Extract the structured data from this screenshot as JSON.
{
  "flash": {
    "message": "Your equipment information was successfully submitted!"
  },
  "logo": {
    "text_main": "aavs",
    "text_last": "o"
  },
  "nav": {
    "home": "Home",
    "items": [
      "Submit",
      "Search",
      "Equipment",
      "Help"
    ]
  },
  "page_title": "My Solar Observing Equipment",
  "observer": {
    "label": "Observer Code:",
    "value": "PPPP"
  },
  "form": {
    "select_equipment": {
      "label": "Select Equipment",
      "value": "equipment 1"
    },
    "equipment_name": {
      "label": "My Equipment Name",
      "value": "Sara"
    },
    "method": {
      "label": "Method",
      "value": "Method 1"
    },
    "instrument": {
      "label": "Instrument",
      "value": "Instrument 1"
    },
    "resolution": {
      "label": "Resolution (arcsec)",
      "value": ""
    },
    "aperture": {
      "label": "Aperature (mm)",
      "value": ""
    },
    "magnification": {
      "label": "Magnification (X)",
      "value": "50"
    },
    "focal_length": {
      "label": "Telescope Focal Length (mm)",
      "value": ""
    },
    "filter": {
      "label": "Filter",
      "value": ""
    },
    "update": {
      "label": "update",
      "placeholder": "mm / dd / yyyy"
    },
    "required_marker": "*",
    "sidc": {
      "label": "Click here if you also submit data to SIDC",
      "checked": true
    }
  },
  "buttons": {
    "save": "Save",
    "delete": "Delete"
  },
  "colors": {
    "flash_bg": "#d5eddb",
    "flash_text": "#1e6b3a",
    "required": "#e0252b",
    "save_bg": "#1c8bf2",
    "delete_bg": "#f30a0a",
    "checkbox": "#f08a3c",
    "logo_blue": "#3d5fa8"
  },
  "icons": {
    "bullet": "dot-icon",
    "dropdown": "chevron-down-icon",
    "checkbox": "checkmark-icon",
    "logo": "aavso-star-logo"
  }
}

______

• [Problem to work on]: Set down the material above again, word for word.

• [Response]:
Extract the structured data from this screenshot as JSON.
{
  "flash": {
    "message": "Your equipment information was successfully submitted!"
  },
  "logo": {
    "text_main": "aavs",
    "text_last": "o"
  },
  "nav": {
    "home": "Home",
    "items": [
      "Submit",
      "Search",
      "Equipment",
      "Help"
    ]
  },
  "page_title": "My Solar Observing Equipment",
  "observer": {
    "label": "Observer Code:",
    "value": "PPPP"
  },
  "form": {
    "select_equipment": {
      "label": "Select Equipment",
      "value": "equipment 1"
    },
    "equipment_name": {
      "label": "My Equipment Name",
      "value": "Sara"
    },
    "method": {
      "label": "Method",
      "value": "Method 1"
    },
    "instrument": {
      "label": "Instrument",
      "value": "Instrument 1"
    },
    "resolution": {
      "label": "Resolution (arcsec)",
      "value": ""
    },
    "aperture": {
      "label": "Aperature (mm)",
      "value": ""
    },
    "magnification": {
      "label": "Magnification (X)",
      "value": "50"
    },
    "focal_length": {
      "label": "Telescope Focal Length (mm)",
      "value": ""
    },
    "filter": {
      "label": "Filter",
      "value": ""
    },
    "update": {
      "label": "update",
      "placeholder": "mm / dd / yyyy"
    },
    "required_marker": "*",
    "sidc": {
      "label": "Click here if you also submit data to SIDC",
      "checked": true
    }
  },
  "buttons": {
    "save": "Save",
    "delete": "Delete"
  },
  "colors": {
    "flash_bg": "#d5eddb",
    "flash_text": "#1e6b3a",
    "required": "#e0252b",
    "save_bg": "#1c8bf2",
    "delete_bg": "#f30a0a",
    "checkbox": "#f08a3c",
    "logo_blue": "#3d5fa8"
  },
  "icons": {
    "bullet": "dot-icon",
    "dropdown": "chevron-down-icon",
    "checkbox": "checkmark-icon",
    "logo": "aavso-star-logo"
  }
}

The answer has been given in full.